[Collected data]
--- START ---

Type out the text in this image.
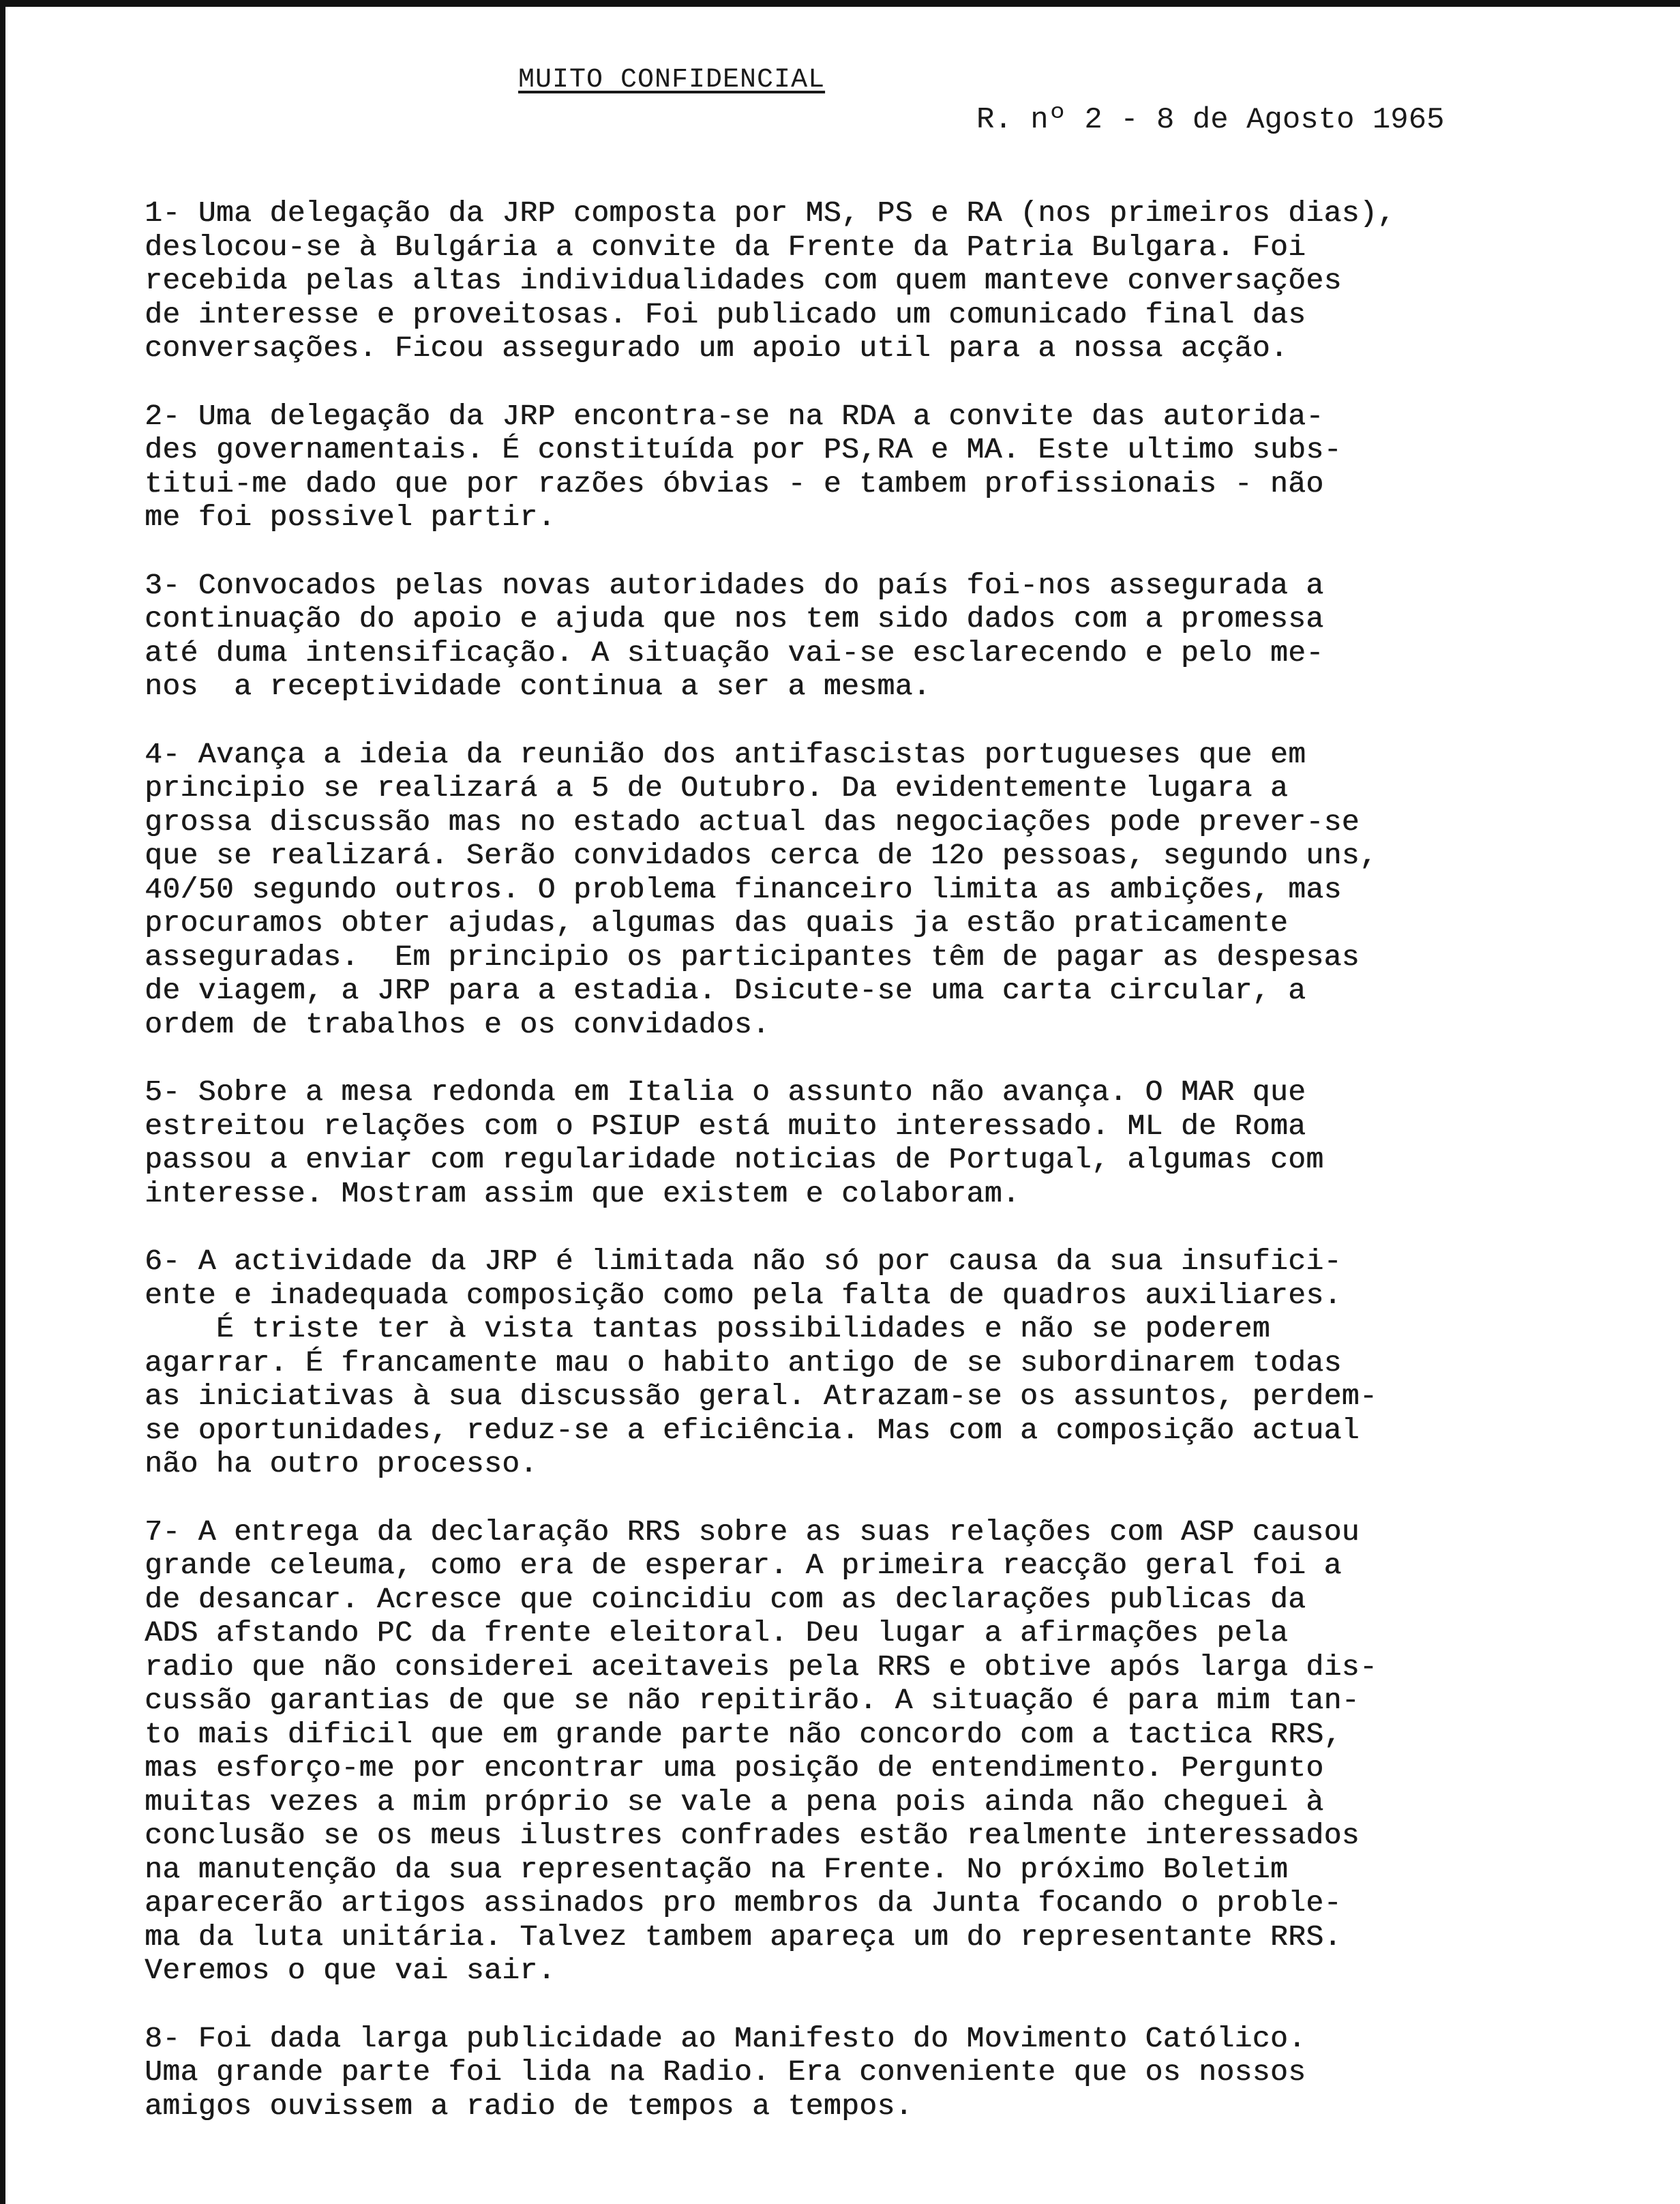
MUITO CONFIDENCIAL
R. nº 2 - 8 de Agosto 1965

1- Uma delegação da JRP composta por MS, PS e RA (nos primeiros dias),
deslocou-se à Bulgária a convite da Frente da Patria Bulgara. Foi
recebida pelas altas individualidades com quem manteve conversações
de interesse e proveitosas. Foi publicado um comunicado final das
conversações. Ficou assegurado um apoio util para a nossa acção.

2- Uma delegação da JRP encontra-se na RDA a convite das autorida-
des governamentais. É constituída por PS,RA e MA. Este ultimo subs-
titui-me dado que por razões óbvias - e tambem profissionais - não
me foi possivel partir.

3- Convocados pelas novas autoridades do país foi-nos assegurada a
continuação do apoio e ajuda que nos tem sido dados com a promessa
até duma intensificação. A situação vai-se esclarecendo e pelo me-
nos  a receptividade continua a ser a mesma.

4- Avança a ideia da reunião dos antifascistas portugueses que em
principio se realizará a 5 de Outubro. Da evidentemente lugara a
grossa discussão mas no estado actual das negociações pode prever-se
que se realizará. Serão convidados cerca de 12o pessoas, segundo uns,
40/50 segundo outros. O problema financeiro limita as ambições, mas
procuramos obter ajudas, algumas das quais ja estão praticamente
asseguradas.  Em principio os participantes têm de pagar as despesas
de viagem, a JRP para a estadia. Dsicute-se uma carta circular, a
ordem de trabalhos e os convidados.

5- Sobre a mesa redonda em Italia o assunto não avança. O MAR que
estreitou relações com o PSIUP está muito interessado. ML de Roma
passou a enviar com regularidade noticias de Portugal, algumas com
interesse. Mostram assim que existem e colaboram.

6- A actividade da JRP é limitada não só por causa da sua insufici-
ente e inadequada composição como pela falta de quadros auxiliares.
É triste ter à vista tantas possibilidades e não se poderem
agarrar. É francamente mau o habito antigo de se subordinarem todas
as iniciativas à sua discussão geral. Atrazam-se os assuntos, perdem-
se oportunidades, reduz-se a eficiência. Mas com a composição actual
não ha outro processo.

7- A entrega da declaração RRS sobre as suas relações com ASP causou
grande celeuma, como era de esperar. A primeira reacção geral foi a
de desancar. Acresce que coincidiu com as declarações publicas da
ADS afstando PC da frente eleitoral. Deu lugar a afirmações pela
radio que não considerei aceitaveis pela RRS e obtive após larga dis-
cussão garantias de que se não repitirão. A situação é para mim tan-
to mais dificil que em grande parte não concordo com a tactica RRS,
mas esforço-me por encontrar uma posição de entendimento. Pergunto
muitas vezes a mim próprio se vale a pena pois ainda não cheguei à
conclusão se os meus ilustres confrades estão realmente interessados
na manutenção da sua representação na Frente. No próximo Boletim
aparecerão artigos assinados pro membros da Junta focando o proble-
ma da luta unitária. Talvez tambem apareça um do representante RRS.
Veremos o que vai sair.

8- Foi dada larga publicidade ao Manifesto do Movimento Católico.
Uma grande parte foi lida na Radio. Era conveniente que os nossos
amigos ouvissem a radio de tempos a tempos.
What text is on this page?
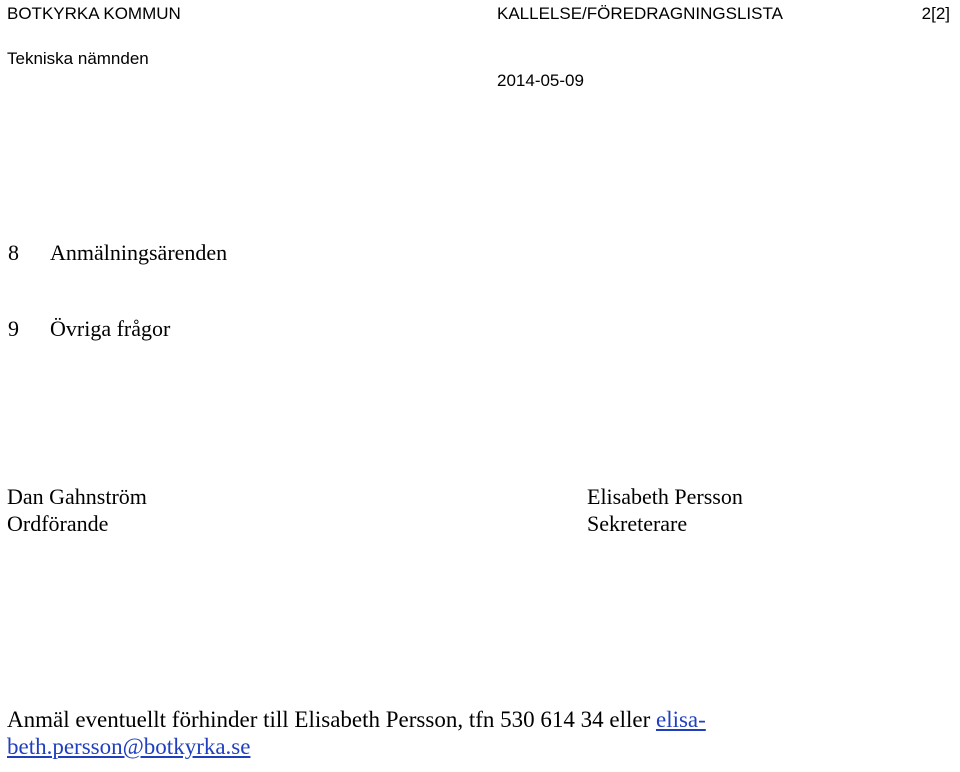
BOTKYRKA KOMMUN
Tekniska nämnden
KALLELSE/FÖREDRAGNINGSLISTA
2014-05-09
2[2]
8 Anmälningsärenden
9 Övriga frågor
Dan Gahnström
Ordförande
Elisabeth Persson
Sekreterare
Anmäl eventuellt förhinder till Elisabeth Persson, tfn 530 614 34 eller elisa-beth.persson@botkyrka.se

--- END ---

Examine the entries and report how many of their lines contain the string "convite", giving no more than the number.

_Written response_:
2